GOAL = Copy each line of the entries that contains the word "ylabel".

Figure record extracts
--

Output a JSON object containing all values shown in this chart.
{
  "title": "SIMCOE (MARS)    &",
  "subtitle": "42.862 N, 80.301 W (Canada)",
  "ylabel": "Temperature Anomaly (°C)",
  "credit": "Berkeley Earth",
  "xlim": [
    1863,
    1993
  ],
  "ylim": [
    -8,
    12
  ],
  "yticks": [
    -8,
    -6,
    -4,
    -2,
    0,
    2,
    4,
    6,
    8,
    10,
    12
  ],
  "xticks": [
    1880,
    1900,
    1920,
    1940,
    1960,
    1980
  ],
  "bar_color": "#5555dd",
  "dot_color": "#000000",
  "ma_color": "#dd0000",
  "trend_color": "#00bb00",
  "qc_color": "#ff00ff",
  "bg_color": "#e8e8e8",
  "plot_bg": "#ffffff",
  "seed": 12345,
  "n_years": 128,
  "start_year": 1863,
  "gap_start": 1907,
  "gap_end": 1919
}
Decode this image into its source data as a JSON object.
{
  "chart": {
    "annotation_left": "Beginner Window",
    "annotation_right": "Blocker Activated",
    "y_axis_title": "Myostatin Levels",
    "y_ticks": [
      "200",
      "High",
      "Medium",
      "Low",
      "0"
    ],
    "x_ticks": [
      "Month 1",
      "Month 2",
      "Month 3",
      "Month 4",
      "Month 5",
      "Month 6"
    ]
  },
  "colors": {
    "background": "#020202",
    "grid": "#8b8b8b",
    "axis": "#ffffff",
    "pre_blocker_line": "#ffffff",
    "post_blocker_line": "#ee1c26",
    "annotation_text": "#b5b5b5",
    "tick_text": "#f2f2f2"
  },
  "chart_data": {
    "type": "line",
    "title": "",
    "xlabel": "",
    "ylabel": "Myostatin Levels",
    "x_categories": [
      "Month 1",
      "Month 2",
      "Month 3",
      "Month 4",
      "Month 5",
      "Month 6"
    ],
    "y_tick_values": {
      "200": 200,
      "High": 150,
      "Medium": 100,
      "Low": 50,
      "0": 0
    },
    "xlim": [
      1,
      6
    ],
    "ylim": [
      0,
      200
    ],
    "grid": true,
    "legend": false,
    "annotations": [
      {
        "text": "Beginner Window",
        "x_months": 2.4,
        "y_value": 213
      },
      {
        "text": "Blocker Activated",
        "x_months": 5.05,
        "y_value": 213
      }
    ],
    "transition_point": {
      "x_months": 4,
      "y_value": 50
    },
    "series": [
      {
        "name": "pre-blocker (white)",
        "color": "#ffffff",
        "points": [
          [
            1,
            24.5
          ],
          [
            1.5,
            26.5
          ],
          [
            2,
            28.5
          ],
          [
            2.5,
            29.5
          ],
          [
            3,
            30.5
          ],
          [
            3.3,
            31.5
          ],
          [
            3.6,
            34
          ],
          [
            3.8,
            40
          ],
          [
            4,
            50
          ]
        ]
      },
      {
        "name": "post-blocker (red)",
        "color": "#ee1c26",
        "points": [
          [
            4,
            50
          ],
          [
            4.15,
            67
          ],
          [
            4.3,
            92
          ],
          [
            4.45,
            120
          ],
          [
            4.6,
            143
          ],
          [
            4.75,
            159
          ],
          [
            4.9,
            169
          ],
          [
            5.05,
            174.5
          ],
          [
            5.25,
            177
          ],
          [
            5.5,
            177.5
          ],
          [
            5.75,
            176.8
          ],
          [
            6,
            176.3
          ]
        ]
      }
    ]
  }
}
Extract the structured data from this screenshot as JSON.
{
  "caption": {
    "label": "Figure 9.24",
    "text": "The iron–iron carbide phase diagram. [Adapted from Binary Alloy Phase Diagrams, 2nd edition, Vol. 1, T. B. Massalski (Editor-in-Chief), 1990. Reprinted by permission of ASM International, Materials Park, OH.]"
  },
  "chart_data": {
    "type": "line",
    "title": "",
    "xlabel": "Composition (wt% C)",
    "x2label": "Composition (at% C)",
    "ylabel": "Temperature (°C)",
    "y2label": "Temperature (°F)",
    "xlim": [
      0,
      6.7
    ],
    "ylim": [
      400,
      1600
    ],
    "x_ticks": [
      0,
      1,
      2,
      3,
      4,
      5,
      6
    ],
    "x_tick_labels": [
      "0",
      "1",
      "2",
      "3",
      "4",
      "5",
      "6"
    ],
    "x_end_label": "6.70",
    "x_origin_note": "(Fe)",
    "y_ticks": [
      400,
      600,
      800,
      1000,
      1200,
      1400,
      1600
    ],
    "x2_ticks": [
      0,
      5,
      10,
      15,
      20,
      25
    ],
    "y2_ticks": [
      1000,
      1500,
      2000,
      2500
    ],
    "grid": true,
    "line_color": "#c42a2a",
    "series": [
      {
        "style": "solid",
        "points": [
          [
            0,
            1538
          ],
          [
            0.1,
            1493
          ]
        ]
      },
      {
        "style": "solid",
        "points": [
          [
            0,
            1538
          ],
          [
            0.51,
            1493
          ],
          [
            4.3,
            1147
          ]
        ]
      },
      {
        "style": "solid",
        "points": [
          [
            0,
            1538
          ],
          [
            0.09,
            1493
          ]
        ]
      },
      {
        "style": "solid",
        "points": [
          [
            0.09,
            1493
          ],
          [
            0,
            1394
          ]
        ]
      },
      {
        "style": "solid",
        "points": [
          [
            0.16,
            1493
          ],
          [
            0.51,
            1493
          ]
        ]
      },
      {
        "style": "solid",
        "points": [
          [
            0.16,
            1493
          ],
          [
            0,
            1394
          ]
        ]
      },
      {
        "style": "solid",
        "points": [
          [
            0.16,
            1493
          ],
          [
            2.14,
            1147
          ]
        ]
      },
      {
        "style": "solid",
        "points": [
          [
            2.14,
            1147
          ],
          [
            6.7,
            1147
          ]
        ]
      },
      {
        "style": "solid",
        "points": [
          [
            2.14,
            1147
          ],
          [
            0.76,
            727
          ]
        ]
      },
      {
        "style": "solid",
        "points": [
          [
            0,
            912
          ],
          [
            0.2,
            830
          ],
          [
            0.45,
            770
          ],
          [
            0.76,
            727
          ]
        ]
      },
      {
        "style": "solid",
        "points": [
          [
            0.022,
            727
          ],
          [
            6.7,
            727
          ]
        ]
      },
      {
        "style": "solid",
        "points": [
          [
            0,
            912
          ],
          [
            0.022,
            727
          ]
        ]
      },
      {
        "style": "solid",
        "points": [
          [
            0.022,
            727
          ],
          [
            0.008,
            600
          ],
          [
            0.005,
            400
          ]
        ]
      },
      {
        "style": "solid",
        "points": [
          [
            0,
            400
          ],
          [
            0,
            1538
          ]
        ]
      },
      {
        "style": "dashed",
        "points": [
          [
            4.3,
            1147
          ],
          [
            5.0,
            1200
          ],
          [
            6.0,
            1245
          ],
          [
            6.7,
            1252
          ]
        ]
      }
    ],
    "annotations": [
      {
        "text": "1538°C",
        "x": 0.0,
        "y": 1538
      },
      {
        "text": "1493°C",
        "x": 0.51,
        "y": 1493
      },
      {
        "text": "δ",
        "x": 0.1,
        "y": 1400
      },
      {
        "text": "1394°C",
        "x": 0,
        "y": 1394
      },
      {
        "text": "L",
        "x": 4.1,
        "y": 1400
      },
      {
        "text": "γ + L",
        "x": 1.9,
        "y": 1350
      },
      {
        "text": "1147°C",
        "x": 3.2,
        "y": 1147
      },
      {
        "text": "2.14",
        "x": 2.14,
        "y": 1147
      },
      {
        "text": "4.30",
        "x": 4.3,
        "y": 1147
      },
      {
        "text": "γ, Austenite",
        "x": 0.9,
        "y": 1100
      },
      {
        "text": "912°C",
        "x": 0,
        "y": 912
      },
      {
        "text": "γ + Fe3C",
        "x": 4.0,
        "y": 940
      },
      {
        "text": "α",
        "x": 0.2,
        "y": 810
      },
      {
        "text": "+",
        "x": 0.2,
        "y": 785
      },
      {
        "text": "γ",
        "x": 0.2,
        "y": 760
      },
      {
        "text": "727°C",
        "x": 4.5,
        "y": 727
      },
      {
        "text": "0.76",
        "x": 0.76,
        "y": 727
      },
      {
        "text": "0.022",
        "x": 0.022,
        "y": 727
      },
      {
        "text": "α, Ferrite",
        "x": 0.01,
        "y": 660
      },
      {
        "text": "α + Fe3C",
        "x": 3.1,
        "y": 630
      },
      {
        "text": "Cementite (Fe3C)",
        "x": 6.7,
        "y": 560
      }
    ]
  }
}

--

TASK SOLUTION =
  "ylabel": "Temperature Anomaly (°C)",
    "ylabel": "Myostatin Levels",
    "ylabel": "Temperature (°C)",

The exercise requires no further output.